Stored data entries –
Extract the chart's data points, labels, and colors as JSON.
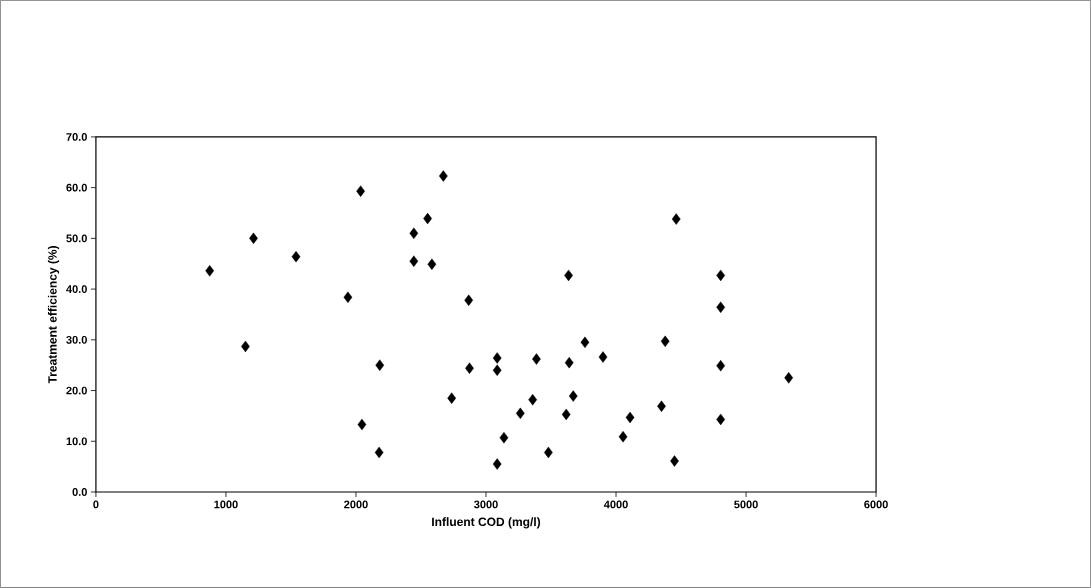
{
  "chart_data": {
    "type": "scatter",
    "xlabel": "Influent COD (mg/l)",
    "ylabel": "Treatment efficiency (%)",
    "x": [
      875,
      1150,
      1212,
      1539,
      1938,
      2036,
      2046,
      2183,
      2178,
      2445,
      2445,
      2551,
      2584,
      2672,
      2736,
      2867,
      2873,
      3086,
      3086,
      3086,
      3138,
      3264,
      3359,
      3388,
      3480,
      3617,
      3635,
      3640,
      3671,
      3761,
      3900,
      4054,
      4108,
      4350,
      4378,
      4450,
      4463,
      4805,
      4805,
      4805,
      4805,
      5328
    ],
    "values": [
      43.6,
      28.7,
      50.0,
      46.4,
      38.4,
      59.3,
      13.3,
      25.0,
      7.8,
      51.0,
      45.5,
      53.9,
      44.9,
      62.3,
      18.5,
      37.8,
      24.4,
      26.4,
      24.0,
      5.5,
      10.7,
      15.5,
      18.2,
      26.2,
      7.8,
      15.3,
      42.7,
      25.5,
      18.9,
      29.5,
      26.6,
      10.9,
      14.7,
      16.9,
      29.7,
      6.1,
      53.8,
      42.7,
      36.4,
      24.9,
      14.3,
      22.5
    ],
    "color": "#000000",
    "marker": "diamond",
    "xlim": [
      0,
      6000
    ],
    "xticks": [
      0,
      1000,
      2000,
      3000,
      4000,
      5000,
      6000
    ],
    "ylim": [
      0,
      70
    ],
    "yticks": [
      {
        "value": 0,
        "label": "0.0"
      },
      {
        "value": 10,
        "label": "10.0"
      },
      {
        "value": 20,
        "label": "20.0"
      },
      {
        "value": 30,
        "label": "30.0"
      },
      {
        "value": 40,
        "label": "40.0"
      },
      {
        "value": 50,
        "label": "50.0"
      },
      {
        "value": 60,
        "label": "60.0"
      },
      {
        "value": 70,
        "label": "70.0"
      }
    ]
  }
}
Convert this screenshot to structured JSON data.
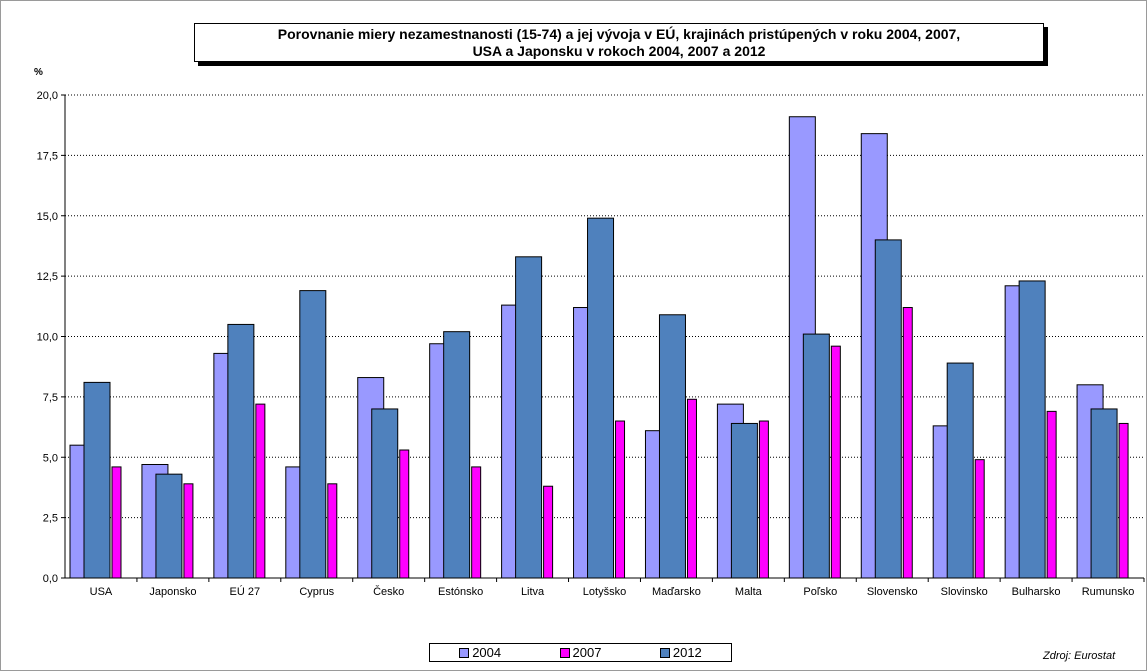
{
  "title_lines": [
    "Porovnanie miery nezamestnanosti (15-74)  a jej vývoja v EÚ, krajinách pristúpených  v roku 2004, 2007,",
    "USA a Japonsku  v rokoch 2004, 2007  a 2012"
  ],
  "y_unit": "%",
  "source": "Zdroj: Eurostat",
  "colors": {
    "s2004": "#9999ff",
    "s2007": "#ff00ff",
    "s2012": "#4f81bd",
    "grid": "#000000"
  },
  "chart_data": {
    "type": "bar",
    "title": "Porovnanie miery nezamestnanosti (15-74)  a jej vývoja v EÚ, krajinách pristúpených  v roku 2004, 2007, USA a Japonsku  v rokoch 2004, 2007  a 2012",
    "ylabel": "%",
    "xlabel": "",
    "ylim": [
      0,
      20
    ],
    "y_ticks": [
      "0,0",
      "2,5",
      "5,0",
      "7,5",
      "10,0",
      "12,5",
      "15,0",
      "17,5",
      "20,0"
    ],
    "grid": true,
    "legend_position": "bottom",
    "categories": [
      "USA",
      "Japonsko",
      "EÚ 27",
      "Cyprus",
      "Česko",
      "Estónsko",
      "Litva",
      "Lotyšsko",
      "Maďarsko",
      "Malta",
      "Poľsko",
      "Slovensko",
      "Slovinsko",
      "Bulharsko",
      "Rumunsko"
    ],
    "series": [
      {
        "name": "2004",
        "values": [
          5.5,
          4.7,
          9.3,
          4.6,
          8.3,
          9.7,
          11.3,
          11.2,
          6.1,
          7.2,
          19.1,
          18.4,
          6.3,
          12.1,
          8.0
        ]
      },
      {
        "name": "2012",
        "values": [
          8.1,
          4.3,
          10.5,
          11.9,
          7.0,
          10.2,
          13.3,
          14.9,
          10.9,
          6.4,
          10.1,
          14.0,
          8.9,
          12.3,
          7.0
        ]
      },
      {
        "name": "2007",
        "values": [
          4.6,
          3.9,
          7.2,
          3.9,
          5.3,
          4.6,
          3.8,
          6.5,
          7.4,
          6.5,
          9.6,
          11.2,
          4.9,
          6.9,
          6.4
        ]
      }
    ],
    "legend_order": [
      "2004",
      "2007",
      "2012"
    ]
  }
}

Direction –
Pick out and copy the lines of the material that include the word "pristúpených".

Solution to the problem –
    "Porovnanie miery nezamestnanosti (15-74)  a jej vývoja v EÚ, krajinách pristúpených  v roku 2004, 2007,",
    "title": "Porovnanie miery nezamestnanosti (15-74)  a jej vývoja v EÚ, krajinách pristúpených  v roku 2004, 2007, USA a Japonsku  v rokoch 2004, 2007  a 2012",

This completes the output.